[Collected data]
^^^^^^^^
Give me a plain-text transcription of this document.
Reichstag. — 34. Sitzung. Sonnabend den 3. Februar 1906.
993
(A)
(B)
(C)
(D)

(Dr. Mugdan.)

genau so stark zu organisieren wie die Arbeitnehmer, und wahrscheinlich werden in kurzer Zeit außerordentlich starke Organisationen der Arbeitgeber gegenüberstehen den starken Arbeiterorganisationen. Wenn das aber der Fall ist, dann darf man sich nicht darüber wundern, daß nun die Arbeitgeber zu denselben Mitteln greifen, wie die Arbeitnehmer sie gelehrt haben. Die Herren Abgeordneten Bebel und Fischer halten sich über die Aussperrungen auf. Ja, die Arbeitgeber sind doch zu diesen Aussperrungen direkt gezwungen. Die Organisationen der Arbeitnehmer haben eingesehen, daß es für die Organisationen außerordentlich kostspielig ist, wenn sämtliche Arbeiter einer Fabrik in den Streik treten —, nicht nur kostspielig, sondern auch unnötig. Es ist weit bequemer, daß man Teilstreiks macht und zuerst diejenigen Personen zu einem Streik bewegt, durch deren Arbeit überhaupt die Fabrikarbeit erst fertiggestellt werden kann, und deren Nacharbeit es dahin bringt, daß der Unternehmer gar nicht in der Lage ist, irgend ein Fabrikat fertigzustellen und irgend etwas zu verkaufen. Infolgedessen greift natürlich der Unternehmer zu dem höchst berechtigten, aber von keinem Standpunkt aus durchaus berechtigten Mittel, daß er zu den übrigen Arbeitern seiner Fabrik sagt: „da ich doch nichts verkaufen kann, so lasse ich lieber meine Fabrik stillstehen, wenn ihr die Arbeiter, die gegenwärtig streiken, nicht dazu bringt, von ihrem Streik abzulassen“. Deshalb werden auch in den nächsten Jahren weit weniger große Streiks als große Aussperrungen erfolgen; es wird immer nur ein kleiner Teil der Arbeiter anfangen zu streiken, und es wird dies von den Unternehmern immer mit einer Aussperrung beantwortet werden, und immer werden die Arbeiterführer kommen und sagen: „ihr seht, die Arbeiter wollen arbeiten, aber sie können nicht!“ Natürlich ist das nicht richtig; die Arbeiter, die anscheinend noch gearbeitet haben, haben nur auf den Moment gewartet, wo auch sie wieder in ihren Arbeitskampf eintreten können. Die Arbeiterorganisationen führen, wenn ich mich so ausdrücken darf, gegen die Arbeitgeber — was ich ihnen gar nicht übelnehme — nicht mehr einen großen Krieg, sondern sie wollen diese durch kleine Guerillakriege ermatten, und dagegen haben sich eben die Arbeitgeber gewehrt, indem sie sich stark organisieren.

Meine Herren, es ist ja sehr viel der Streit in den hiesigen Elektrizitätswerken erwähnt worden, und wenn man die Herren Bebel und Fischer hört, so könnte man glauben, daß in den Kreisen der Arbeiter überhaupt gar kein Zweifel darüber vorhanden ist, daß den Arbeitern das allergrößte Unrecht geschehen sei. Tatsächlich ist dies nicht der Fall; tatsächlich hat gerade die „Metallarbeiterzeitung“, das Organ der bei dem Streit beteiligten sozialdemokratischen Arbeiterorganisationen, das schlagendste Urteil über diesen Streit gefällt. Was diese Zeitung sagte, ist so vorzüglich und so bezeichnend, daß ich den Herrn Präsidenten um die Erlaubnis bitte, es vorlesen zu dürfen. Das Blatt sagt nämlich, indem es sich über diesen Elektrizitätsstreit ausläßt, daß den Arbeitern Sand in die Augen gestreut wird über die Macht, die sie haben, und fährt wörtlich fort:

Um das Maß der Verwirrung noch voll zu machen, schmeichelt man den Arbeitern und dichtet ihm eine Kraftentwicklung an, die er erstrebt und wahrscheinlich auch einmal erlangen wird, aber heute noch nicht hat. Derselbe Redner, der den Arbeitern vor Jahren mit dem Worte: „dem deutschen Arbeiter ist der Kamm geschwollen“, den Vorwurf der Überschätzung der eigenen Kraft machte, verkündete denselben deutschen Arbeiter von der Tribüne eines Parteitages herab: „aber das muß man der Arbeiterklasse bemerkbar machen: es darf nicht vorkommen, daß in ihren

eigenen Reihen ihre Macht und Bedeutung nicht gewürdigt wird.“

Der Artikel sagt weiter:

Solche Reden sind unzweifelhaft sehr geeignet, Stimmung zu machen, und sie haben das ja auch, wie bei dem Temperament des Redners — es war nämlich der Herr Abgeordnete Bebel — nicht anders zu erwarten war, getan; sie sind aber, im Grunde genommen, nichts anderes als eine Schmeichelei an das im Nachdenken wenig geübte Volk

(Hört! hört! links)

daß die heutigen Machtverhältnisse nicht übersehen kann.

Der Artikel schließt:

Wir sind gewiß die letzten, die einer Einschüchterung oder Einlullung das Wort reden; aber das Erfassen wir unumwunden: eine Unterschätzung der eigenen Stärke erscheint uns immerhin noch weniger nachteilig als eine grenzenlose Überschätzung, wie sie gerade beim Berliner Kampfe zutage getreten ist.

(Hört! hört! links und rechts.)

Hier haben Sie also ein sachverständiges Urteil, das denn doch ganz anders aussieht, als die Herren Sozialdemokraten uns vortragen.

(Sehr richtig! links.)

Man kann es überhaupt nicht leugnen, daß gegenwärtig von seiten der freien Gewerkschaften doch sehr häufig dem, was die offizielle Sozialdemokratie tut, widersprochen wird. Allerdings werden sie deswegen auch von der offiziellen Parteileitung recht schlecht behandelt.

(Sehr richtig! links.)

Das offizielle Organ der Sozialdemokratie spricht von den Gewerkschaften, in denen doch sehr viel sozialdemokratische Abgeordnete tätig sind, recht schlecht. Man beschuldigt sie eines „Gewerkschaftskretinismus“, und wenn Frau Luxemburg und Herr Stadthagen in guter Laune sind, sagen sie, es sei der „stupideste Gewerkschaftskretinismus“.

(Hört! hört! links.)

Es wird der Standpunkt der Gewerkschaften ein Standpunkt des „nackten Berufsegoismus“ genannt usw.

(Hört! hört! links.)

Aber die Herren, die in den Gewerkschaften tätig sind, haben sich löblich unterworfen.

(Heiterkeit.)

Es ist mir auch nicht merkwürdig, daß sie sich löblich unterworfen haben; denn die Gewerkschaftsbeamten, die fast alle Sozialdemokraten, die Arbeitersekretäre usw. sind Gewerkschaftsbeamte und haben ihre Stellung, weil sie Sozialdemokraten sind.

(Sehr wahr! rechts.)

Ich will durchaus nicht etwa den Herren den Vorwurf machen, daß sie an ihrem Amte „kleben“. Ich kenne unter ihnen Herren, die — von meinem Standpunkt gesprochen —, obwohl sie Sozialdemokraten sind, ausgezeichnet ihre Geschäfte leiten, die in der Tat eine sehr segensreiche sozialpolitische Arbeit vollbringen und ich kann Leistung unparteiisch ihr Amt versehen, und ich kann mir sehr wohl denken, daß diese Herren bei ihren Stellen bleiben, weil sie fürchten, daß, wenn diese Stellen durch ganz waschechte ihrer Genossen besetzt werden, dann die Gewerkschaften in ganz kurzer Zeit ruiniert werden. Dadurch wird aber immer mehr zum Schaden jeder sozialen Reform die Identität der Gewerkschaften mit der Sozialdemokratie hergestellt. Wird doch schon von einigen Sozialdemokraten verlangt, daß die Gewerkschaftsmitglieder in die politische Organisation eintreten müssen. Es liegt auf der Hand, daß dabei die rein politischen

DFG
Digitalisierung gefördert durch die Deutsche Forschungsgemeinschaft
^^^^^^^^
Transcribe the records above with every character unchanged.

Give me a plain-text transcription of this document.
Reichstag. — 34. Sitzung. Sonnabend den 3. Februar 1906.
993
(A)
(B)
(C)
(D)

(Dr. Mugdan.)

genau so stark zu organisieren wie die Arbeitnehmer, und wahrscheinlich werden in kurzer Zeit außerordentlich starke Organisationen der Arbeitgeber gegenüberstehen den starken Arbeiterorganisationen. Wenn das aber der Fall ist, dann darf man sich nicht darüber wundern, daß nun die Arbeitgeber zu denselben Mitteln greifen, wie die Arbeitnehmer sie gelehrt haben. Die Herren Abgeordneten Bebel und Fischer halten sich über die Aussperrungen auf. Ja, die Arbeitgeber sind doch zu diesen Aussperrungen direkt gezwungen. Die Organisationen der Arbeitnehmer haben eingesehen, daß es für die Organisationen außerordentlich kostspielig ist, wenn sämtliche Arbeiter einer Fabrik in den Streik treten —, nicht nur kostspielig, sondern auch unnötig. Es ist weit bequemer, daß man Teilstreiks macht und zuerst diejenigen Personen zu einem Streik bewegt, durch deren Arbeit überhaupt die Fabrikarbeit erst fertiggestellt werden kann, und deren Nacharbeit es dahin bringt, daß der Unternehmer gar nicht in der Lage ist, irgend ein Fabrikat fertigzustellen und irgend etwas zu verkaufen. Infolgedessen greift natürlich der Unternehmer zu dem höchst berechtigten, aber von keinem Standpunkt aus durchaus berechtigten Mittel, daß er zu den übrigen Arbeitern seiner Fabrik sagt: „da ich doch nichts verkaufen kann, so lasse ich lieber meine Fabrik stillstehen, wenn ihr die Arbeiter, die gegenwärtig streiken, nicht dazu bringt, von ihrem Streik abzulassen“. Deshalb werden auch in den nächsten Jahren weit weniger große Streiks als große Aussperrungen erfolgen; es wird immer nur ein kleiner Teil der Arbeiter anfangen zu streiken, und es wird dies von den Unternehmern immer mit einer Aussperrung beantwortet werden, und immer werden die Arbeiterführer kommen und sagen: „ihr seht, die Arbeiter wollen arbeiten, aber sie können nicht!“ Natürlich ist das nicht richtig; die Arbeiter, die anscheinend noch gearbeitet haben, haben nur auf den Moment gewartet, wo auch sie wieder in ihren Arbeitskampf eintreten können. Die Arbeiterorganisationen führen, wenn ich mich so ausdrücken darf, gegen die Arbeitgeber — was ich ihnen gar nicht übelnehme — nicht mehr einen großen Krieg, sondern sie wollen diese durch kleine Guerillakriege ermatten, und dagegen haben sich eben die Arbeitgeber gewehrt, indem sie sich stark organisieren.

Meine Herren, es ist ja sehr viel der Streit in den hiesigen Elektrizitätswerken erwähnt worden, und wenn man die Herren Bebel und Fischer hört, so könnte man glauben, daß in den Kreisen der Arbeiter überhaupt gar kein Zweifel darüber vorhanden ist, daß den Arbeitern das allergrößte Unrecht geschehen sei. Tatsächlich ist dies nicht der Fall; tatsächlich hat gerade die „Metallarbeiterzeitung“, das Organ der bei dem Streit beteiligten sozialdemokratischen Arbeiterorganisationen, das schlagendste Urteil über diesen Streit gefällt. Was diese Zeitung sagte, ist so vorzüglich und so bezeichnend, daß ich den Herrn Präsidenten um die Erlaubnis bitte, es vorlesen zu dürfen. Das Blatt sagt nämlich, indem es sich über diesen Elektrizitätsstreit ausläßt, daß den Arbeitern Sand in die Augen gestreut wird über die Macht, die sie haben, und fährt wörtlich fort:

Um das Maß der Verwirrung noch voll zu machen, schmeichelt man den Arbeitern und dichtet ihm eine Kraftentwicklung an, die er erstrebt und wahrscheinlich auch einmal erlangen wird, aber heute noch nicht hat. Derselbe Redner, der den Arbeitern vor Jahren mit dem Worte: „dem deutschen Arbeiter ist der Kamm geschwollen“, den Vorwurf der Überschätzung der eigenen Kraft machte, verkündete denselben deutschen Arbeiter von der Tribüne eines Parteitages herab: „aber das muß man der Arbeiterklasse bemerkbar machen: es darf nicht vorkommen, daß in ihren

eigenen Reihen ihre Macht und Bedeutung nicht gewürdigt wird.“

Der Artikel sagt weiter:

Solche Reden sind unzweifelhaft sehr geeignet, Stimmung zu machen, und sie haben das ja auch, wie bei dem Temperament des Redners — es war nämlich der Herr Abgeordnete Bebel — nicht anders zu erwarten war, getan; sie sind aber, im Grunde genommen, nichts anderes als eine Schmeichelei an das im Nachdenken wenig geübte Volk

(Hört! hört! links)

daß die heutigen Machtverhältnisse nicht übersehen kann.

Der Artikel schließt:

Wir sind gewiß die letzten, die einer Einschüchterung oder Einlullung das Wort reden; aber das Erfassen wir unumwunden: eine Unterschätzung der eigenen Stärke erscheint uns immerhin noch weniger nachteilig als eine grenzenlose Überschätzung, wie sie gerade beim Berliner Kampfe zutage getreten ist.

(Hört! hört! links und rechts.)

Hier haben Sie also ein sachverständiges Urteil, das denn doch ganz anders aussieht, als die Herren Sozialdemokraten uns vortragen.

(Sehr richtig! links.)

Man kann es überhaupt nicht leugnen, daß gegenwärtig von seiten der freien Gewerkschaften doch sehr häufig dem, was die offizielle Sozialdemokratie tut, widersprochen wird. Allerdings werden sie deswegen auch von der offiziellen Parteileitung recht schlecht behandelt.

(Sehr richtig! links.)

Das offizielle Organ der Sozialdemokratie spricht von den Gewerkschaften, in denen doch sehr viel sozialdemokratische Abgeordnete tätig sind, recht schlecht. Man beschuldigt sie eines „Gewerkschaftskretinismus“, und wenn Frau Luxemburg und Herr Stadthagen in guter Laune sind, sagen sie, es sei der „stupideste Gewerkschaftskretinismus“.

(Hört! hört! links.)

Es wird der Standpunkt der Gewerkschaften ein Standpunkt des „nackten Berufsegoismus“ genannt usw.

(Hört! hört! links.)

Aber die Herren, die in den Gewerkschaften tätig sind, haben sich löblich unterworfen.

(Heiterkeit.)

Es ist mir auch nicht merkwürdig, daß sie sich löblich unterworfen haben; denn die Gewerkschaftsbeamten, die fast alle Sozialdemokraten, die Arbeitersekretäre usw. sind Gewerkschaftsbeamte und haben ihre Stellung, weil sie Sozialdemokraten sind.

(Sehr wahr! rechts.)

Ich will durchaus nicht etwa den Herren den Vorwurf machen, daß sie an ihrem Amte „kleben“. Ich kenne unter ihnen Herren, die — von meinem Standpunkt gesprochen —, obwohl sie Sozialdemokraten sind, ausgezeichnet ihre Geschäfte leiten, die in der Tat eine sehr segensreiche sozialpolitische Arbeit vollbringen und ich kann Leistung unparteiisch ihr Amt versehen, und ich kann mir sehr wohl denken, daß diese Herren bei ihren Stellen bleiben, weil sie fürchten, daß, wenn diese Stellen durch ganz waschechte ihrer Genossen besetzt werden, dann die Gewerkschaften in ganz kurzer Zeit ruiniert werden. Dadurch wird aber immer mehr zum Schaden jeder sozialen Reform die Identität der Gewerkschaften mit der Sozialdemokratie hergestellt. Wird doch schon von einigen Sozialdemokraten verlangt, daß die Gewerkschaftsmitglieder in die politische Organisation eintreten müssen. Es liegt auf der Hand, daß dabei die rein politischen

DFG
Digitalisierung gefördert durch die Deutsche Forschungsgemeinschaft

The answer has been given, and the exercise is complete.